Dataset:
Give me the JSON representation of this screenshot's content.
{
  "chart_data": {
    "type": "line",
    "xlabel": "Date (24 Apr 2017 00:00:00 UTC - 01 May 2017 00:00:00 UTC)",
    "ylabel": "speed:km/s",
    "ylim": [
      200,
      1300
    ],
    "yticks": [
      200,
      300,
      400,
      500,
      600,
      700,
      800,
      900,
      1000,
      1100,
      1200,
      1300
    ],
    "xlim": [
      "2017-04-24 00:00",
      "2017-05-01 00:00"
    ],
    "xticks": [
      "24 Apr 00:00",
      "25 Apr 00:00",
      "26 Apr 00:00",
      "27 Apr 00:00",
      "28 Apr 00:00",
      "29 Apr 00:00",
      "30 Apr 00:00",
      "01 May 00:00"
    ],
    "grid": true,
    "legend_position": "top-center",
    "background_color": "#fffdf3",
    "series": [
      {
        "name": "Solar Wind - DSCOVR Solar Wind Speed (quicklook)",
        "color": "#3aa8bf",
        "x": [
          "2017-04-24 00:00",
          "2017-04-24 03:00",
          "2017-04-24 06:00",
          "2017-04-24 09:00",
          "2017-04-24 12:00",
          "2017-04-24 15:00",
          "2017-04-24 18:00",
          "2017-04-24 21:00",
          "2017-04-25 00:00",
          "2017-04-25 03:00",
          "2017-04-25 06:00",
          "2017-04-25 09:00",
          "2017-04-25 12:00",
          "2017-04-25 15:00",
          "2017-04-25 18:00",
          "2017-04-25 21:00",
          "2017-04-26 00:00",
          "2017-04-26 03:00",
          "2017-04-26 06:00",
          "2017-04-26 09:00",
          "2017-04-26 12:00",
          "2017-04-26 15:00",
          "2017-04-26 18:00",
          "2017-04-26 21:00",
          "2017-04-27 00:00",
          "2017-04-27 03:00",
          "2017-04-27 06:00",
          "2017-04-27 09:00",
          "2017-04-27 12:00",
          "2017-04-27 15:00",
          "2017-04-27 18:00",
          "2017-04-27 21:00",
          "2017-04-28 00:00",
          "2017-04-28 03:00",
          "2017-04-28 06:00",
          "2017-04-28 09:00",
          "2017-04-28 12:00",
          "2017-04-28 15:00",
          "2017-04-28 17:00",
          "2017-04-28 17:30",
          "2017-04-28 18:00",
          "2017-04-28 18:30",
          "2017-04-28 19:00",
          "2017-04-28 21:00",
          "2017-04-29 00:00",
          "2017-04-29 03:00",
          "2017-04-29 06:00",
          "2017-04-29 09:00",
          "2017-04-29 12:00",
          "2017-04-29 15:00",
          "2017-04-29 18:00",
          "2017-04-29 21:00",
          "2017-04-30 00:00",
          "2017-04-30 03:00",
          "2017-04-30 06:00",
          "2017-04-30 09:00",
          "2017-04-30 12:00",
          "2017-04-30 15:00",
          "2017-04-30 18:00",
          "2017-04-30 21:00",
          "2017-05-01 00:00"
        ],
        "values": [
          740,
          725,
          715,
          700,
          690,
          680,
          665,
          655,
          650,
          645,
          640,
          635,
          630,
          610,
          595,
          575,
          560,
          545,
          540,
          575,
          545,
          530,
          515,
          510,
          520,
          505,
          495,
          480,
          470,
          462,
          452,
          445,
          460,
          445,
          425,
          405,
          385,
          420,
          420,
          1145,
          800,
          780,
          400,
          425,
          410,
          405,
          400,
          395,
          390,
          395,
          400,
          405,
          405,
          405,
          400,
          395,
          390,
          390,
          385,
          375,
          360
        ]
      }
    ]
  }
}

Your task:
Print the records once more, exactly as they were given.

Exercise output:
Give me the JSON representation of this screenshot's content.
{
  "chart_data": {
    "type": "line",
    "xlabel": "Date (24 Apr 2017 00:00:00 UTC - 01 May 2017 00:00:00 UTC)",
    "ylabel": "speed:km/s",
    "ylim": [
      200,
      1300
    ],
    "yticks": [
      200,
      300,
      400,
      500,
      600,
      700,
      800,
      900,
      1000,
      1100,
      1200,
      1300
    ],
    "xlim": [
      "2017-04-24 00:00",
      "2017-05-01 00:00"
    ],
    "xticks": [
      "24 Apr 00:00",
      "25 Apr 00:00",
      "26 Apr 00:00",
      "27 Apr 00:00",
      "28 Apr 00:00",
      "29 Apr 00:00",
      "30 Apr 00:00",
      "01 May 00:00"
    ],
    "grid": true,
    "legend_position": "top-center",
    "background_color": "#fffdf3",
    "series": [
      {
        "name": "Solar Wind - DSCOVR Solar Wind Speed (quicklook)",
        "color": "#3aa8bf",
        "x": [
          "2017-04-24 00:00",
          "2017-04-24 03:00",
          "2017-04-24 06:00",
          "2017-04-24 09:00",
          "2017-04-24 12:00",
          "2017-04-24 15:00",
          "2017-04-24 18:00",
          "2017-04-24 21:00",
          "2017-04-25 00:00",
          "2017-04-25 03:00",
          "2017-04-25 06:00",
          "2017-04-25 09:00",
          "2017-04-25 12:00",
          "2017-04-25 15:00",
          "2017-04-25 18:00",
          "2017-04-25 21:00",
          "2017-04-26 00:00",
          "2017-04-26 03:00",
          "2017-04-26 06:00",
          "2017-04-26 09:00",
          "2017-04-26 12:00",
          "2017-04-26 15:00",
          "2017-04-26 18:00",
          "2017-04-26 21:00",
          "2017-04-27 00:00",
          "2017-04-27 03:00",
          "2017-04-27 06:00",
          "2017-04-27 09:00",
          "2017-04-27 12:00",
          "2017-04-27 15:00",
          "2017-04-27 18:00",
          "2017-04-27 21:00",
          "2017-04-28 00:00",
          "2017-04-28 03:00",
          "2017-04-28 06:00",
          "2017-04-28 09:00",
          "2017-04-28 12:00",
          "2017-04-28 15:00",
          "2017-04-28 17:00",
          "2017-04-28 17:30",
          "2017-04-28 18:00",
          "2017-04-28 18:30",
          "2017-04-28 19:00",
          "2017-04-28 21:00",
          "2017-04-29 00:00",
          "2017-04-29 03:00",
          "2017-04-29 06:00",
          "2017-04-29 09:00",
          "2017-04-29 12:00",
          "2017-04-29 15:00",
          "2017-04-29 18:00",
          "2017-04-29 21:00",
          "2017-04-30 00:00",
          "2017-04-30 03:00",
          "2017-04-30 06:00",
          "2017-04-30 09:00",
          "2017-04-30 12:00",
          "2017-04-30 15:00",
          "2017-04-30 18:00",
          "2017-04-30 21:00",
          "2017-05-01 00:00"
        ],
        "values": [
          740,
          725,
          715,
          700,
          690,
          680,
          665,
          655,
          650,
          645,
          640,
          635,
          630,
          610,
          595,
          575,
          560,
          545,
          540,
          575,
          545,
          530,
          515,
          510,
          520,
          505,
          495,
          480,
          470,
          462,
          452,
          445,
          460,
          445,
          425,
          405,
          385,
          420,
          420,
          1145,
          800,
          780,
          400,
          425,
          410,
          405,
          400,
          395,
          390,
          395,
          400,
          405,
          405,
          405,
          400,
          395,
          390,
          390,
          385,
          375,
          360
        ]
      }
    ]
  }
}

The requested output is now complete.